* [WHAT IS BEING ASKED]: Can you print every record below exactly as written?

* [PROVIDED ENTRIES]:
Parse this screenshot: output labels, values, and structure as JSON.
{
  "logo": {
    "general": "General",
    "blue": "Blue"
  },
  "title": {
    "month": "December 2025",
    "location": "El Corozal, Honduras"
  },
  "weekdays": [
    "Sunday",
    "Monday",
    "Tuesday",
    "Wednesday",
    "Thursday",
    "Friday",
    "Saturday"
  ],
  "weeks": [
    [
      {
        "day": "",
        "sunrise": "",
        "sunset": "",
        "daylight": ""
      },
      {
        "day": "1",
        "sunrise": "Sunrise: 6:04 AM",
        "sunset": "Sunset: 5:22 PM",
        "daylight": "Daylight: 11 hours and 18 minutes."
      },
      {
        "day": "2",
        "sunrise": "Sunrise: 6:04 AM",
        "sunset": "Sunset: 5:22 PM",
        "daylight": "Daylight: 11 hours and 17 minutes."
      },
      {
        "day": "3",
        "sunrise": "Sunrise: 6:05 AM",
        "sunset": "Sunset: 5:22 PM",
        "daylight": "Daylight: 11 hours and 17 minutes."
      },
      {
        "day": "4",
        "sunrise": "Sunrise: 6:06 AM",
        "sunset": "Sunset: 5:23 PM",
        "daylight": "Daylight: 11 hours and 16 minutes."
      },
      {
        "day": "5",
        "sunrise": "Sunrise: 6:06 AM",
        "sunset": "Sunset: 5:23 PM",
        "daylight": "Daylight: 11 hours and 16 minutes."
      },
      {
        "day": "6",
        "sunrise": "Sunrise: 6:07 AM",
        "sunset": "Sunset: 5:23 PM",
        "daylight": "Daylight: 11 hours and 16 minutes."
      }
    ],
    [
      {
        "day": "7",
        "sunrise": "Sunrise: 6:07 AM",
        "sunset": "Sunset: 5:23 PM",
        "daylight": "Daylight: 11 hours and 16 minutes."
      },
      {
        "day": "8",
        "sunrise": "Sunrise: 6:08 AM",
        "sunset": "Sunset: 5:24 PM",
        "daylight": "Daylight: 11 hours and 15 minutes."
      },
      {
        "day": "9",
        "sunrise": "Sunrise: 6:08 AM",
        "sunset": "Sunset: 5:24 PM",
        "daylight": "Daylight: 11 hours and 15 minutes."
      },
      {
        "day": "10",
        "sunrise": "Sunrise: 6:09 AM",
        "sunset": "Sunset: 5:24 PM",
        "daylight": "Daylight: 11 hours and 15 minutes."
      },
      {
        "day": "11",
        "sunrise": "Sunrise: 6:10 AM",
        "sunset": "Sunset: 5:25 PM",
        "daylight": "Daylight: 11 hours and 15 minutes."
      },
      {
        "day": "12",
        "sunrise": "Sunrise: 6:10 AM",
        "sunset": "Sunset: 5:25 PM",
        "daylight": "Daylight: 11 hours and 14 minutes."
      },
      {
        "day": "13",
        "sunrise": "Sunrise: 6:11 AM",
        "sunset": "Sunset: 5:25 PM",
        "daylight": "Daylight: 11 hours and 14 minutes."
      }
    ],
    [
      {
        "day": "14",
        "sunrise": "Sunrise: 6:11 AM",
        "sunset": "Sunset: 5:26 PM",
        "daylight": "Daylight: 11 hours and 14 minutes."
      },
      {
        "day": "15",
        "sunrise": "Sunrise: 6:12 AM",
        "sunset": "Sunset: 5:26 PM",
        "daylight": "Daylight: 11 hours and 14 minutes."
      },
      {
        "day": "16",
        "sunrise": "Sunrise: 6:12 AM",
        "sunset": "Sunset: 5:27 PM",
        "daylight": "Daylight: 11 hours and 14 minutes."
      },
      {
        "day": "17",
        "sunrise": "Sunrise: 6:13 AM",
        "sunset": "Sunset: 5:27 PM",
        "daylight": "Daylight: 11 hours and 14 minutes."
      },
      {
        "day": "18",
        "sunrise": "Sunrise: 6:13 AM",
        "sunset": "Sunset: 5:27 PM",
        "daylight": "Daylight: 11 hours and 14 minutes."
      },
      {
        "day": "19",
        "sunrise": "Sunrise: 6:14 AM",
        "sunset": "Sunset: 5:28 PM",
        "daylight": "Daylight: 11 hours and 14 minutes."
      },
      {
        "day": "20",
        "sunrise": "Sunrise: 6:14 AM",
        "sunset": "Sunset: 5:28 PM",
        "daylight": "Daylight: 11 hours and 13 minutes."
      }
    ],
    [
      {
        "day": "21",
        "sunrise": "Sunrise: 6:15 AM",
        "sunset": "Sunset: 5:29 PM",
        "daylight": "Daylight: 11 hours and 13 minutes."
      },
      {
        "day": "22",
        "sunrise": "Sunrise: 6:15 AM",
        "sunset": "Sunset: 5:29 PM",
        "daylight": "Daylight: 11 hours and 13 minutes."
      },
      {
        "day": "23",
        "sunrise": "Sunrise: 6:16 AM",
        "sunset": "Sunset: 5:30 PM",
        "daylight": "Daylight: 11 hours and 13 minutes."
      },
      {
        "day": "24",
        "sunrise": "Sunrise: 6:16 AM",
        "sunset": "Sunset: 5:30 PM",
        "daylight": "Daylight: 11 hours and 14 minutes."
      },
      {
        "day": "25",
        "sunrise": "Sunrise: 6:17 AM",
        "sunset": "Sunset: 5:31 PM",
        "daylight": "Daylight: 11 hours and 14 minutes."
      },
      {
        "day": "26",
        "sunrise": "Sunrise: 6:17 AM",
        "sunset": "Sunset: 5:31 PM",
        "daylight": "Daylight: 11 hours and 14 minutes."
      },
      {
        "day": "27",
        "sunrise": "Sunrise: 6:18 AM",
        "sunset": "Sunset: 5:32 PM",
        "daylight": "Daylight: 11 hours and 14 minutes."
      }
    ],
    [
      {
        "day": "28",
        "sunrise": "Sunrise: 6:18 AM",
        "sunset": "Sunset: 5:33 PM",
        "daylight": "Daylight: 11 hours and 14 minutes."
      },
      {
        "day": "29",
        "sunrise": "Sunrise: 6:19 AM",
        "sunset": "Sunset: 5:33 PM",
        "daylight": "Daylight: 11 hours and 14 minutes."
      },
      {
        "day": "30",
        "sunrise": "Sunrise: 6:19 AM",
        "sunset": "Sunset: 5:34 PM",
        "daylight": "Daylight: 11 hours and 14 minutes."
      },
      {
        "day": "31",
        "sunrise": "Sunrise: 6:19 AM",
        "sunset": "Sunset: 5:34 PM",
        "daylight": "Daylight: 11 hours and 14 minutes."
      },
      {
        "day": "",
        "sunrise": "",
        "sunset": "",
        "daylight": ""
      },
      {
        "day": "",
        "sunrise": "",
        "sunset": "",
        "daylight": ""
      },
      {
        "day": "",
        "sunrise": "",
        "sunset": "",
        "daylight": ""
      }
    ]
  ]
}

* [TASK ANSWER]:
Parse this screenshot: output labels, values, and structure as JSON.
{
  "logo": {
    "general": "General",
    "blue": "Blue"
  },
  "title": {
    "month": "December 2025",
    "location": "El Corozal, Honduras"
  },
  "weekdays": [
    "Sunday",
    "Monday",
    "Tuesday",
    "Wednesday",
    "Thursday",
    "Friday",
    "Saturday"
  ],
  "weeks": [
    [
      {
        "day": "",
        "sunrise": "",
        "sunset": "",
        "daylight": ""
      },
      {
        "day": "1",
        "sunrise": "Sunrise: 6:04 AM",
        "sunset": "Sunset: 5:22 PM",
        "daylight": "Daylight: 11 hours and 18 minutes."
      },
      {
        "day": "2",
        "sunrise": "Sunrise: 6:04 AM",
        "sunset": "Sunset: 5:22 PM",
        "daylight": "Daylight: 11 hours and 17 minutes."
      },
      {
        "day": "3",
        "sunrise": "Sunrise: 6:05 AM",
        "sunset": "Sunset: 5:22 PM",
        "daylight": "Daylight: 11 hours and 17 minutes."
      },
      {
        "day": "4",
        "sunrise": "Sunrise: 6:06 AM",
        "sunset": "Sunset: 5:23 PM",
        "daylight": "Daylight: 11 hours and 16 minutes."
      },
      {
        "day": "5",
        "sunrise": "Sunrise: 6:06 AM",
        "sunset": "Sunset: 5:23 PM",
        "daylight": "Daylight: 11 hours and 16 minutes."
      },
      {
        "day": "6",
        "sunrise": "Sunrise: 6:07 AM",
        "sunset": "Sunset: 5:23 PM",
        "daylight": "Daylight: 11 hours and 16 minutes."
      }
    ],
    [
      {
        "day": "7",
        "sunrise": "Sunrise: 6:07 AM",
        "sunset": "Sunset: 5:23 PM",
        "daylight": "Daylight: 11 hours and 16 minutes."
      },
      {
        "day": "8",
        "sunrise": "Sunrise: 6:08 AM",
        "sunset": "Sunset: 5:24 PM",
        "daylight": "Daylight: 11 hours and 15 minutes."
      },
      {
        "day": "9",
        "sunrise": "Sunrise: 6:08 AM",
        "sunset": "Sunset: 5:24 PM",
        "daylight": "Daylight: 11 hours and 15 minutes."
      },
      {
        "day": "10",
        "sunrise": "Sunrise: 6:09 AM",
        "sunset": "Sunset: 5:24 PM",
        "daylight": "Daylight: 11 hours and 15 minutes."
      },
      {
        "day": "11",
        "sunrise": "Sunrise: 6:10 AM",
        "sunset": "Sunset: 5:25 PM",
        "daylight": "Daylight: 11 hours and 15 minutes."
      },
      {
        "day": "12",
        "sunrise": "Sunrise: 6:10 AM",
        "sunset": "Sunset: 5:25 PM",
        "daylight": "Daylight: 11 hours and 14 minutes."
      },
      {
        "day": "13",
        "sunrise": "Sunrise: 6:11 AM",
        "sunset": "Sunset: 5:25 PM",
        "daylight": "Daylight: 11 hours and 14 minutes."
      }
    ],
    [
      {
        "day": "14",
        "sunrise": "Sunrise: 6:11 AM",
        "sunset": "Sunset: 5:26 PM",
        "daylight": "Daylight: 11 hours and 14 minutes."
      },
      {
        "day": "15",
        "sunrise": "Sunrise: 6:12 AM",
        "sunset": "Sunset: 5:26 PM",
        "daylight": "Daylight: 11 hours and 14 minutes."
      },
      {
        "day": "16",
        "sunrise": "Sunrise: 6:12 AM",
        "sunset": "Sunset: 5:27 PM",
        "daylight": "Daylight: 11 hours and 14 minutes."
      },
      {
        "day": "17",
        "sunrise": "Sunrise: 6:13 AM",
        "sunset": "Sunset: 5:27 PM",
        "daylight": "Daylight: 11 hours and 14 minutes."
      },
      {
        "day": "18",
        "sunrise": "Sunrise: 6:13 AM",
        "sunset": "Sunset: 5:27 PM",
        "daylight": "Daylight: 11 hours and 14 minutes."
      },
      {
        "day": "19",
        "sunrise": "Sunrise: 6:14 AM",
        "sunset": "Sunset: 5:28 PM",
        "daylight": "Daylight: 11 hours and 14 minutes."
      },
      {
        "day": "20",
        "sunrise": "Sunrise: 6:14 AM",
        "sunset": "Sunset: 5:28 PM",
        "daylight": "Daylight: 11 hours and 13 minutes."
      }
    ],
    [
      {
        "day": "21",
        "sunrise": "Sunrise: 6:15 AM",
        "sunset": "Sunset: 5:29 PM",
        "daylight": "Daylight: 11 hours and 13 minutes."
      },
      {
        "day": "22",
        "sunrise": "Sunrise: 6:15 AM",
        "sunset": "Sunset: 5:29 PM",
        "daylight": "Daylight: 11 hours and 13 minutes."
      },
      {
        "day": "23",
        "sunrise": "Sunrise: 6:16 AM",
        "sunset": "Sunset: 5:30 PM",
        "daylight": "Daylight: 11 hours and 13 minutes."
      },
      {
        "day": "24",
        "sunrise": "Sunrise: 6:16 AM",
        "sunset": "Sunset: 5:30 PM",
        "daylight": "Daylight: 11 hours and 14 minutes."
      },
      {
        "day": "25",
        "sunrise": "Sunrise: 6:17 AM",
        "sunset": "Sunset: 5:31 PM",
        "daylight": "Daylight: 11 hours and 14 minutes."
      },
      {
        "day": "26",
        "sunrise": "Sunrise: 6:17 AM",
        "sunset": "Sunset: 5:31 PM",
        "daylight": "Daylight: 11 hours and 14 minutes."
      },
      {
        "day": "27",
        "sunrise": "Sunrise: 6:18 AM",
        "sunset": "Sunset: 5:32 PM",
        "daylight": "Daylight: 11 hours and 14 minutes."
      }
    ],
    [
      {
        "day": "28",
        "sunrise": "Sunrise: 6:18 AM",
        "sunset": "Sunset: 5:33 PM",
        "daylight": "Daylight: 11 hours and 14 minutes."
      },
      {
        "day": "29",
        "sunrise": "Sunrise: 6:19 AM",
        "sunset": "Sunset: 5:33 PM",
        "daylight": "Daylight: 11 hours and 14 minutes."
      },
      {
        "day": "30",
        "sunrise": "Sunrise: 6:19 AM",
        "sunset": "Sunset: 5:34 PM",
        "daylight": "Daylight: 11 hours and 14 minutes."
      },
      {
        "day": "31",
        "sunrise": "Sunrise: 6:19 AM",
        "sunset": "Sunset: 5:34 PM",
        "daylight": "Daylight: 11 hours and 14 minutes."
      },
      {
        "day": "",
        "sunrise": "",
        "sunset": "",
        "daylight": ""
      },
      {
        "day": "",
        "sunrise": "",
        "sunset": "",
        "daylight": ""
      },
      {
        "day": "",
        "sunrise": "",
        "sunset": "",
        "daylight": ""
      }
    ]
  ]
}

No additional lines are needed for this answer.